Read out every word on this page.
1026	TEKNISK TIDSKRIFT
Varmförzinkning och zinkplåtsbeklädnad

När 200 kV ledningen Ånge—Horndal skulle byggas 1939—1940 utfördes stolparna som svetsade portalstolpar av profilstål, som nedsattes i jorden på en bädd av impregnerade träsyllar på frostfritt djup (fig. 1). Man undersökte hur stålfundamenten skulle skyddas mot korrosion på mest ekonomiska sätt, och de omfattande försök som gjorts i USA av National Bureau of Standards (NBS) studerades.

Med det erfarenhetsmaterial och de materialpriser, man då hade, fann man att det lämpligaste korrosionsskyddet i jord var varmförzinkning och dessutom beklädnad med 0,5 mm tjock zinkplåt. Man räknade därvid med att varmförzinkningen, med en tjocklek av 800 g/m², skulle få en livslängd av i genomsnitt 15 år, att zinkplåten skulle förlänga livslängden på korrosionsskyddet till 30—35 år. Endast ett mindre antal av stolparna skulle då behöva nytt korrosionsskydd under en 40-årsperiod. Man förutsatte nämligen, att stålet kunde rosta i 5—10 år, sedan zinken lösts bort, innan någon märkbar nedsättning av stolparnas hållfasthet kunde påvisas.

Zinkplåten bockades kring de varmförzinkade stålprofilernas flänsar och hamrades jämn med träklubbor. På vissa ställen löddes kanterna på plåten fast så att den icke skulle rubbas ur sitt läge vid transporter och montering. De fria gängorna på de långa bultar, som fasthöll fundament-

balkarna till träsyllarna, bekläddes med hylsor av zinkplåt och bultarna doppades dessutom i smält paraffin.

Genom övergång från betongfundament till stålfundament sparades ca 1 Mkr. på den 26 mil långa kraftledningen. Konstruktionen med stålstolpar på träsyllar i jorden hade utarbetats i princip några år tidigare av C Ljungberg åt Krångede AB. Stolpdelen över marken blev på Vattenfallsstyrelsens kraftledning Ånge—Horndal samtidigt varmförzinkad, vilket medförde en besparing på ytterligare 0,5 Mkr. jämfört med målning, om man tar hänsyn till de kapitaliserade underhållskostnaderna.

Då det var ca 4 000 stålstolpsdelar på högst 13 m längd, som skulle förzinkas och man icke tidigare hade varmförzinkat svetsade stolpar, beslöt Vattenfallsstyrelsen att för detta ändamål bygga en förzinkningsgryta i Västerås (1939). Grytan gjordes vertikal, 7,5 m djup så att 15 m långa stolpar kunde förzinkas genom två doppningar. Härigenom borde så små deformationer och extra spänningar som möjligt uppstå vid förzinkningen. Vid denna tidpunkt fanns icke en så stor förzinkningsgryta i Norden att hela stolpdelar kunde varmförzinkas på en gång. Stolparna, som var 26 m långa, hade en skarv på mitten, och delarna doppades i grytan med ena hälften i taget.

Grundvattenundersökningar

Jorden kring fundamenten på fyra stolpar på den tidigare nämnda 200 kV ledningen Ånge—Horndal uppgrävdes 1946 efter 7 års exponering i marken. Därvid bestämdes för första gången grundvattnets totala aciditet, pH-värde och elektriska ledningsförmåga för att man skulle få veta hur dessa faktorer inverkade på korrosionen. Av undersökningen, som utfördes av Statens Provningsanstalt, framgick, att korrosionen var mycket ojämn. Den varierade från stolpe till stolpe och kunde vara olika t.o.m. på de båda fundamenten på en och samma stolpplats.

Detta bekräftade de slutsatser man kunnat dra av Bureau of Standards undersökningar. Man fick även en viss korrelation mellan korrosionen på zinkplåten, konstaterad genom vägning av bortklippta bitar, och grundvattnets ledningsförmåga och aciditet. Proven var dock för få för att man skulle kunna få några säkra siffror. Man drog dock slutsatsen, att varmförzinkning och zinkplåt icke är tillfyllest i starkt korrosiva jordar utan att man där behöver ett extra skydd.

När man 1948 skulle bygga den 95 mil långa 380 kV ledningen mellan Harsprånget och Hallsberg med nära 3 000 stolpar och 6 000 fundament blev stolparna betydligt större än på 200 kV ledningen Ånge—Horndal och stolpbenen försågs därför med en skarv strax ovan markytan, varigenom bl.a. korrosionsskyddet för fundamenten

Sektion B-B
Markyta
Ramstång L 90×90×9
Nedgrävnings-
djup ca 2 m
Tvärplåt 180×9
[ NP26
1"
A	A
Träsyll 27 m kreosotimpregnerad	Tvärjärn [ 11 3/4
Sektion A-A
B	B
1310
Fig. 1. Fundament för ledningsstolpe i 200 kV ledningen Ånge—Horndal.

# # # # #

• **Your goal**:
Wherever the word "djup" appears in the entries above, copy that whole line.

• **Response**:
När 200 kV ledningen Ånge—Horndal skulle byggas 1939—1940 utfördes stolparna som svetsade portalstolpar av profilstål, som nedsattes i jorden på en bädd av impregnerade träsyllar på frostfritt djup (fig. 1). Man undersökte hur stålfundamenten skulle skyddas mot korrosion på mest ekonomiska sätt, och de omfattande försök som gjorts i USA av National Bureau of Standards (NBS) studerades.
Då det var ca 4 000 stålstolpsdelar på högst 13 m längd, som skulle förzinkas och man icke tidigare hade varmförzinkat svetsade stolpar, beslöt Vattenfallsstyrelsen att för detta ändamål bygga en förzinkningsgryta i Västerås (1939). Grytan gjordes vertikal, 7,5 m djup så att 15 m långa stolpar kunde förzinkas genom två doppningar. Härigenom borde så små deformationer och extra spänningar som möjligt uppstå vid förzinkningen. Vid denna tidpunkt fanns icke en så stor förzinkningsgryta i Norden att hela stolpdelar kunde varmförzinkas på en gång. Stolparna, som var 26 m långa, hade en skarv på mitten, och delarna doppades i grytan med ena hälften i taget.
djup ca 2 m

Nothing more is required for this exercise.